Scan the entries below for the word "title". Copy each line that has it.

---- Data listing

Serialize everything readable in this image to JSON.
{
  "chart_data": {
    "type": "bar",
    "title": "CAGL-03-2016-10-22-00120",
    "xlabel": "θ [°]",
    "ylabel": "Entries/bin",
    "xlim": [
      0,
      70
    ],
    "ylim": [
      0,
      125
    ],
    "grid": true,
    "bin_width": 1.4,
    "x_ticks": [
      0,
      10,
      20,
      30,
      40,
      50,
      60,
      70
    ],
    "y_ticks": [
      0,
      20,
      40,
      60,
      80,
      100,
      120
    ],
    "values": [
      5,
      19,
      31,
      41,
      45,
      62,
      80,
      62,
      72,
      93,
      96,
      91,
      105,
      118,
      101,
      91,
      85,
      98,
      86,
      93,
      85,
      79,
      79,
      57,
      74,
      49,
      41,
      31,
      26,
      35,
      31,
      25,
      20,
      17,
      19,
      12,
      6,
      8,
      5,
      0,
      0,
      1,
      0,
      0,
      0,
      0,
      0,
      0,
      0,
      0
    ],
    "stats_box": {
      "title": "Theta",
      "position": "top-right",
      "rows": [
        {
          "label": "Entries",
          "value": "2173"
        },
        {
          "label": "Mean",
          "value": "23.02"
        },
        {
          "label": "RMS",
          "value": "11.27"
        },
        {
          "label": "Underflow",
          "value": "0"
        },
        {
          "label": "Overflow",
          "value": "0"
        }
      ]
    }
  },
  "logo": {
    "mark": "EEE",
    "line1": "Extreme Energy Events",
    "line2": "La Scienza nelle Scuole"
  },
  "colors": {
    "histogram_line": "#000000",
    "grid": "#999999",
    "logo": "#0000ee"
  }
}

--------

**Expected answer:**
    "title": "CAGL-03-2016-10-22-00120",
      "title": "Theta",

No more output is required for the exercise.